### Task to carry out
Repeat the records below exactly.

[Dataset items]
--------------------------------------------------

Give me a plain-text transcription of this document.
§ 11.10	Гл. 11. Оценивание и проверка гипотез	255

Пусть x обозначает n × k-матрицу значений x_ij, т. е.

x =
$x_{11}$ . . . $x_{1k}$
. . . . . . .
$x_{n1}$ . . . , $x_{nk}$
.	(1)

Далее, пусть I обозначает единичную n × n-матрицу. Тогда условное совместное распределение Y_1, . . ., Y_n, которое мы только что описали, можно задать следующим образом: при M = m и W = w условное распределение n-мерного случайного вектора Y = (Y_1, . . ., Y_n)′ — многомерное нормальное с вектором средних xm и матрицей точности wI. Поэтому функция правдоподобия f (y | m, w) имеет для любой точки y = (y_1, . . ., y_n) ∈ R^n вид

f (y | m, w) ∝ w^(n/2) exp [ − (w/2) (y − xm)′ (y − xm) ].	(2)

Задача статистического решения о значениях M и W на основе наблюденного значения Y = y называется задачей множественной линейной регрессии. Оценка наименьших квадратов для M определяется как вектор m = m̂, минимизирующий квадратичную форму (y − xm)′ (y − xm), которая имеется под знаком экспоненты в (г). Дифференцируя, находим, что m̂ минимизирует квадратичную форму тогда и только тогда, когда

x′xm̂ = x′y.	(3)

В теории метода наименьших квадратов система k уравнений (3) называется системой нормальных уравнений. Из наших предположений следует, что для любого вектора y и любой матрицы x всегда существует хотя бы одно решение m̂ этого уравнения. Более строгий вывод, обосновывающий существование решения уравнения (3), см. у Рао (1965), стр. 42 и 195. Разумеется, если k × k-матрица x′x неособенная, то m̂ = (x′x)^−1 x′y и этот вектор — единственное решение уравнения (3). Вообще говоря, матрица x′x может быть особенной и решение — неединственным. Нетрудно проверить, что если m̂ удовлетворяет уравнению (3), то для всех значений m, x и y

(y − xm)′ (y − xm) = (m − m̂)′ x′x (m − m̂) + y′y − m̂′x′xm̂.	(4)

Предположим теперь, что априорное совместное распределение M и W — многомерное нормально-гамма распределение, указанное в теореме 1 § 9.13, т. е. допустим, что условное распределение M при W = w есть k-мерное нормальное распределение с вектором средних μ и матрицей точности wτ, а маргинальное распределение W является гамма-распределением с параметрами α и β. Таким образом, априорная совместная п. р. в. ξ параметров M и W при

--------------------------------------------------

### Completed task
Give me a plain-text transcription of this document.
§ 11.10	Гл. 11. Оценивание и проверка гипотез	255

Пусть x обозначает n × k-матрицу значений x_ij, т. е.

x =
$x_{11}$ . . . $x_{1k}$
. . . . . . .
$x_{n1}$ . . . , $x_{nk}$
.	(1)

Далее, пусть I обозначает единичную n × n-матрицу. Тогда условное совместное распределение Y_1, . . ., Y_n, которое мы только что описали, можно задать следующим образом: при M = m и W = w условное распределение n-мерного случайного вектора Y = (Y_1, . . ., Y_n)′ — многомерное нормальное с вектором средних xm и матрицей точности wI. Поэтому функция правдоподобия f (y | m, w) имеет для любой точки y = (y_1, . . ., y_n) ∈ R^n вид

f (y | m, w) ∝ w^(n/2) exp [ − (w/2) (y − xm)′ (y − xm) ].	(2)

Задача статистического решения о значениях M и W на основе наблюденного значения Y = y называется задачей множественной линейной регрессии. Оценка наименьших квадратов для M определяется как вектор m = m̂, минимизирующий квадратичную форму (y − xm)′ (y − xm), которая имеется под знаком экспоненты в (г). Дифференцируя, находим, что m̂ минимизирует квадратичную форму тогда и только тогда, когда

x′xm̂ = x′y.	(3)

В теории метода наименьших квадратов система k уравнений (3) называется системой нормальных уравнений. Из наших предположений следует, что для любого вектора y и любой матрицы x всегда существует хотя бы одно решение m̂ этого уравнения. Более строгий вывод, обосновывающий существование решения уравнения (3), см. у Рао (1965), стр. 42 и 195. Разумеется, если k × k-матрица x′x неособенная, то m̂ = (x′x)^−1 x′y и этот вектор — единственное решение уравнения (3). Вообще говоря, матрица x′x может быть особенной и решение — неединственным. Нетрудно проверить, что если m̂ удовлетворяет уравнению (3), то для всех значений m, x и y

(y − xm)′ (y − xm) = (m − m̂)′ x′x (m − m̂) + y′y − m̂′x′xm̂.	(4)

Предположим теперь, что априорное совместное распределение M и W — многомерное нормально-гамма распределение, указанное в теореме 1 § 9.13, т. е. допустим, что условное распределение M при W = w есть k-мерное нормальное распределение с вектором средних μ и матрицей точности wτ, а маргинальное распределение W является гамма-распределением с параметрами α и β. Таким образом, априорная совместная п. р. в. ξ параметров M и W при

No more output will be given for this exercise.